» Stated exercise
Return each line of the data below verbatim; pictures are to be left out.

» Available data
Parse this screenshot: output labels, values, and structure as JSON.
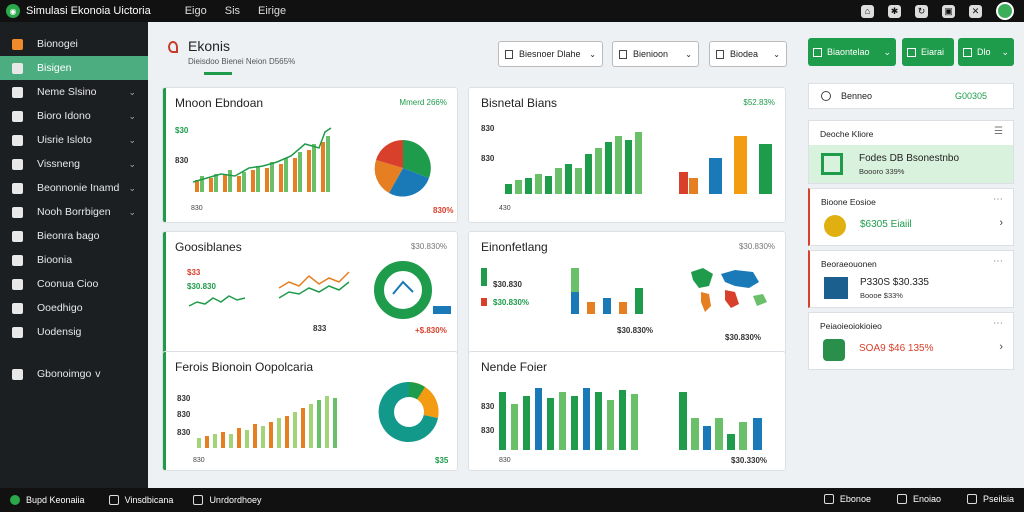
{
  "app": {
    "title": "Simulasi Ekonoia Uictoria",
    "menu": [
      "Eigo",
      "Sis",
      "Eirige"
    ]
  },
  "sidebar": {
    "items": [
      {
        "label": "Bionogei",
        "chev": false
      },
      {
        "label": "Bisigen",
        "chev": false,
        "active": true
      },
      {
        "label": "Neme Slsino",
        "chev": true
      },
      {
        "label": "Bioro Idono",
        "chev": true
      },
      {
        "label": "Uisrie Isloto",
        "chev": true
      },
      {
        "label": "Vissneng",
        "chev": true
      },
      {
        "label": "Beonnonie Inamd",
        "chev": true
      },
      {
        "label": "Nooh Borrbigen",
        "chev": true
      },
      {
        "label": "Bieonra bago",
        "chev": false
      },
      {
        "label": "Bioonia",
        "chev": false
      },
      {
        "label": "Coonua Cioo",
        "chev": false
      },
      {
        "label": "Ooedhigo",
        "chev": false
      },
      {
        "label": "Uodensig",
        "chev": false
      }
    ],
    "footer_item": {
      "label": "Gbonoimgo",
      "chev": "v"
    }
  },
  "header": {
    "title": "Ekonis",
    "subtitle": "Dieisdoo Bienei  Neion D565%",
    "dropdowns": [
      "Biesnoer Dlahe",
      "Bienioon",
      "Biodea"
    ]
  },
  "cards": [
    {
      "title": "Mnoon Ebndoan",
      "stat": "Mmerd 266%",
      "axis": [
        "830",
        "$30",
        "830"
      ],
      "value": "830%"
    },
    {
      "title": "Bisnetal Bians",
      "stat": "$52.83%",
      "axis": [
        "830",
        "830",
        "430"
      ],
      "value": ""
    },
    {
      "title": "Goosiblanes",
      "stat": "$30.830%",
      "axis": [
        "$33",
        "$30",
        "833"
      ],
      "value_a": "$30.830",
      "value_b": "+$.830%"
    },
    {
      "title": "Einonfetlang",
      "stat": "$30.830%",
      "axis": [],
      "value_a": "$30.830",
      "value_b": "$30.830%",
      "value_c": "$30.830%"
    },
    {
      "title": "Ferois Bionoin Oopolcaria",
      "stat": "",
      "axis": [
        "830",
        "830",
        "830",
        "830"
      ],
      "value": "$35"
    },
    {
      "title": "Nende Foier",
      "stat": "",
      "axis": [
        "830",
        "830",
        "830"
      ],
      "value": "$30.330%"
    }
  ],
  "right_panel": {
    "buttons": [
      "Biaontelao",
      "Eiarai",
      "Dlo"
    ],
    "stat": {
      "label": "Benneo",
      "value": "G00305"
    },
    "cards": [
      {
        "header": "Deoche Kliore",
        "value": "Fodes DB Bsonestnbo",
        "sub": "Boooro 339%"
      },
      {
        "header": "Bioone Eosioe",
        "value": "$6305 Eiaiil",
        "sub": ""
      },
      {
        "header": "Beoraeouonen",
        "value": "P330S $30.335",
        "sub": "Boooe $33%"
      },
      {
        "header": "Peiaoieoiokioieo",
        "value": "SOA9 $46 135%",
        "sub": ""
      }
    ]
  },
  "bottombar": {
    "items": [
      "Bupd Keonaiia",
      "Vinsdbicana",
      "Unrdordhoey"
    ],
    "right": [
      "Ebonoe",
      "Enoiao",
      "Pseilsia"
    ]
  },
  "colors": {
    "accent": "#1e9c4b",
    "orange": "#e67e22",
    "blue": "#1a7ab8",
    "red": "#d9402b",
    "sidebar": "#1c1f22",
    "active": "#4cae80"
  }
}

» Output for this exercise
Parse this screenshot: output labels, values, and structure as JSON.
{
  "app": {
    "title": "Simulasi Ekonoia Uictoria",
    "menu": [
      "Eigo",
      "Sis",
      "Eirige"
    ]
  },
  "sidebar": {
    "items": [
      {
        "label": "Bionogei",
        "chev": false
      },
      {
        "label": "Bisigen",
        "chev": false,
        "active": true
      },
      {
        "label": "Neme Slsino",
        "chev": true
      },
      {
        "label": "Bioro Idono",
        "chev": true
      },
      {
        "label": "Uisrie Isloto",
        "chev": true
      },
      {
        "label": "Vissneng",
        "chev": true
      },
      {
        "label": "Beonnonie Inamd",
        "chev": true
      },
      {
        "label": "Nooh Borrbigen",
        "chev": true
      },
      {
        "label": "Bieonra bago",
        "chev": false
      },
      {
        "label": "Bioonia",
        "chev": false
      },
      {
        "label": "Coonua Cioo",
        "chev": false
      },
      {
        "label": "Ooedhigo",
        "chev": false
      },
      {
        "label": "Uodensig",
        "chev": false
      }
    ],
    "footer_item": {
      "label": "Gbonoimgo",
      "chev": "v"
    }
  },
  "header": {
    "title": "Ekonis",
    "subtitle": "Dieisdoo Bienei  Neion D565%",
    "dropdowns": [
      "Biesnoer Dlahe",
      "Bienioon",
      "Biodea"
    ]
  },
  "cards": [
    {
      "title": "Mnoon Ebndoan",
      "stat": "Mmerd 266%",
      "axis": [
        "830",
        "$30",
        "830"
      ],
      "value": "830%"
    },
    {
      "title": "Bisnetal Bians",
      "stat": "$52.83%",
      "axis": [
        "830",
        "830",
        "430"
      ],
      "value": ""
    },
    {
      "title": "Goosiblanes",
      "stat": "$30.830%",
      "axis": [
        "$33",
        "$30",
        "833"
      ],
      "value_a": "$30.830",
      "value_b": "+$.830%"
    },
    {
      "title": "Einonfetlang",
      "stat": "$30.830%",
      "axis": [],
      "value_a": "$30.830",
      "value_b": "$30.830%",
      "value_c": "$30.830%"
    },
    {
      "title": "Ferois Bionoin Oopolcaria",
      "stat": "",
      "axis": [
        "830",
        "830",
        "830",
        "830"
      ],
      "value": "$35"
    },
    {
      "title": "Nende Foier",
      "stat": "",
      "axis": [
        "830",
        "830",
        "830"
      ],
      "value": "$30.330%"
    }
  ],
  "right_panel": {
    "buttons": [
      "Biaontelao",
      "Eiarai",
      "Dlo"
    ],
    "stat": {
      "label": "Benneo",
      "value": "G00305"
    },
    "cards": [
      {
        "header": "Deoche Kliore",
        "value": "Fodes DB Bsonestnbo",
        "sub": "Boooro 339%"
      },
      {
        "header": "Bioone Eosioe",
        "value": "$6305 Eiaiil",
        "sub": ""
      },
      {
        "header": "Beoraeouonen",
        "value": "P330S $30.335",
        "sub": "Boooe $33%"
      },
      {
        "header": "Peiaoieoiokioieo",
        "value": "SOA9 $46 135%",
        "sub": ""
      }
    ]
  },
  "bottombar": {
    "items": [
      "Bupd Keonaiia",
      "Vinsdbicana",
      "Unrdordhoey"
    ],
    "right": [
      "Ebonoe",
      "Enoiao",
      "Pseilsia"
    ]
  },
  "colors": {
    "accent": "#1e9c4b",
    "orange": "#e67e22",
    "blue": "#1a7ab8",
    "red": "#d9402b",
    "sidebar": "#1c1f22",
    "active": "#4cae80"
  }
}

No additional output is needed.